Rows from a dataset
- - - -

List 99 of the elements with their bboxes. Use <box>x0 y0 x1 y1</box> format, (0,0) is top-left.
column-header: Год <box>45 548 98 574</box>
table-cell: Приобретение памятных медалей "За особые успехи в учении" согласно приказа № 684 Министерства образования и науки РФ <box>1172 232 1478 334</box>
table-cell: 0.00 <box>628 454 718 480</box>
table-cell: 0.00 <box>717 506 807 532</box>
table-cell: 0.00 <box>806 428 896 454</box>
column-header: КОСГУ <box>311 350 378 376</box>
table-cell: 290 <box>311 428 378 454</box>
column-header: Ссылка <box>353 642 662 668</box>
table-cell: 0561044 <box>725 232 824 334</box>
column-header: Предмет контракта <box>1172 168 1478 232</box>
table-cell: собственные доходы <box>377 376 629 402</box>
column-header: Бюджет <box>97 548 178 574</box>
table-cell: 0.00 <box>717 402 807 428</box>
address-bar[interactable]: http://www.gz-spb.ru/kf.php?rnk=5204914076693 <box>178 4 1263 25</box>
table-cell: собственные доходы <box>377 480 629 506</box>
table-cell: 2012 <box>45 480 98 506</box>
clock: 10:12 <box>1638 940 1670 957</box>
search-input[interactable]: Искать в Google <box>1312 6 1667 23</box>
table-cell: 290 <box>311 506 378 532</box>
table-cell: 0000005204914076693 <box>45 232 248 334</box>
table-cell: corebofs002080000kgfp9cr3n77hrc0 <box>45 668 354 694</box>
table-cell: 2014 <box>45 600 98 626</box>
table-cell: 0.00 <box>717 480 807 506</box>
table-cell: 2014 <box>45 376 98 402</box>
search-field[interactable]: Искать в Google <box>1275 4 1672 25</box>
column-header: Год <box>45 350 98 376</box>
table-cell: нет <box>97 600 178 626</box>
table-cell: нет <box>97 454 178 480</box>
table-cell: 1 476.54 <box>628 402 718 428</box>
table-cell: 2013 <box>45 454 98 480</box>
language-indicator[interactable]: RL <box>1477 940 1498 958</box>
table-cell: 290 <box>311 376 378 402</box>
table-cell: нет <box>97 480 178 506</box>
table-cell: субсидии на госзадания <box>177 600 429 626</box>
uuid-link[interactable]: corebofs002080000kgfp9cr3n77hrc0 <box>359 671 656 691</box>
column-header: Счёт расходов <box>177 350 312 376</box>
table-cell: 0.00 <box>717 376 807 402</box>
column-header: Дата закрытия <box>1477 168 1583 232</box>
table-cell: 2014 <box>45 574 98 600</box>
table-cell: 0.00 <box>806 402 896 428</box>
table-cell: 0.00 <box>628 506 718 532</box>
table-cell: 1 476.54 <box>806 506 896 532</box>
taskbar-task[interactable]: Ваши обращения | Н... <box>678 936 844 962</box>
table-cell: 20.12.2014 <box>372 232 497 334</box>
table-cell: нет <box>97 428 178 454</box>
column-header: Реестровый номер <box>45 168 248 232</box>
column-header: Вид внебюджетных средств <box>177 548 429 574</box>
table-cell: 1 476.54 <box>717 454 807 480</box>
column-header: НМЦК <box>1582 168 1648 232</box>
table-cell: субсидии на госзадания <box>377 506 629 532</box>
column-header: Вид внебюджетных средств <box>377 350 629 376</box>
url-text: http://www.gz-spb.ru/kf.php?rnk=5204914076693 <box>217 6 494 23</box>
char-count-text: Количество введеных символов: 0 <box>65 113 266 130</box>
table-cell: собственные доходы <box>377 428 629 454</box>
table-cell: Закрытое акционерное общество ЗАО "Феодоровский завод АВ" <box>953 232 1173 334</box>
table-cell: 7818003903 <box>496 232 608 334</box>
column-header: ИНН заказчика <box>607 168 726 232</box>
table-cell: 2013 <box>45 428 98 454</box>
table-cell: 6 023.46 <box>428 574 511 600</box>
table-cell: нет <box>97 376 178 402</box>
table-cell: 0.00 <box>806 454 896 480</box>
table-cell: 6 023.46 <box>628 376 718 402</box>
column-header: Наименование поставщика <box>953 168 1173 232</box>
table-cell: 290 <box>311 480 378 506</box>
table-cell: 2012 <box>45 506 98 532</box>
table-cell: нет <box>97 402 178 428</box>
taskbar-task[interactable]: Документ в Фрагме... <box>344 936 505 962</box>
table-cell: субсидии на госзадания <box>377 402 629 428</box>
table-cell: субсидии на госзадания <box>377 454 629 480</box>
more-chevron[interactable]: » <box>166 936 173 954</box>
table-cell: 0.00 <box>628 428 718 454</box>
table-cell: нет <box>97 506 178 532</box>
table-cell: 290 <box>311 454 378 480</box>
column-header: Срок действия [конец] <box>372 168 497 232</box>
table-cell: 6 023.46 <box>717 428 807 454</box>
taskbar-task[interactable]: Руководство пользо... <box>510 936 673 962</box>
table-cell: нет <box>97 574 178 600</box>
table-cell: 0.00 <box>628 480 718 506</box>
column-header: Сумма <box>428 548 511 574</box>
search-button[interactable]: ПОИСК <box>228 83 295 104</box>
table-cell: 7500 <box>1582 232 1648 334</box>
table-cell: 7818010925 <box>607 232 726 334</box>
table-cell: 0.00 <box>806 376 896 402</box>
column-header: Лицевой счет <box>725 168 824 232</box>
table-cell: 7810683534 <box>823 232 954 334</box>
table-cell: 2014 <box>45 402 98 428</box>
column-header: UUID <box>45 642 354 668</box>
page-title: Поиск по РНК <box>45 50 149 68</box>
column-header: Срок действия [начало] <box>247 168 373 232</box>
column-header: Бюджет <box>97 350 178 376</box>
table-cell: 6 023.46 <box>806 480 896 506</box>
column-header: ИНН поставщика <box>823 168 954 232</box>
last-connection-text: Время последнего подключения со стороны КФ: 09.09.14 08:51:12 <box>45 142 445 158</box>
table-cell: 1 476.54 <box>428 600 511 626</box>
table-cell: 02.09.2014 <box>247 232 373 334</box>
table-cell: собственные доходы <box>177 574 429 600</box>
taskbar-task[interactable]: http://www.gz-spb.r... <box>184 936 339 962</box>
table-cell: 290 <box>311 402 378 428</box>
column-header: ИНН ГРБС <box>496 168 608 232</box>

- - - -

REQUIRED WORK — Can you give the entries, starting at the first line and ending at the line that contains "table-cell: Приобретение памятных", as a Markdown table with the columns No. and Line, one row per line and any blank lines left out?

TASK SOLUTION —
| No. | Line |
|---|---|
| 1 | List 99 of the elements with their bboxes. Use <box>x0 y0 x1 y1</box> format, (0,0) is top-left. |
| 2 | column-header: Год <box>45 548 98 574</box> |
| 3 | table-cell: Приобретение памятных медалей "За особые успехи в учении" согласно приказа № 684 Министерства образования и науки РФ <box>1172 232 1478 334</box> |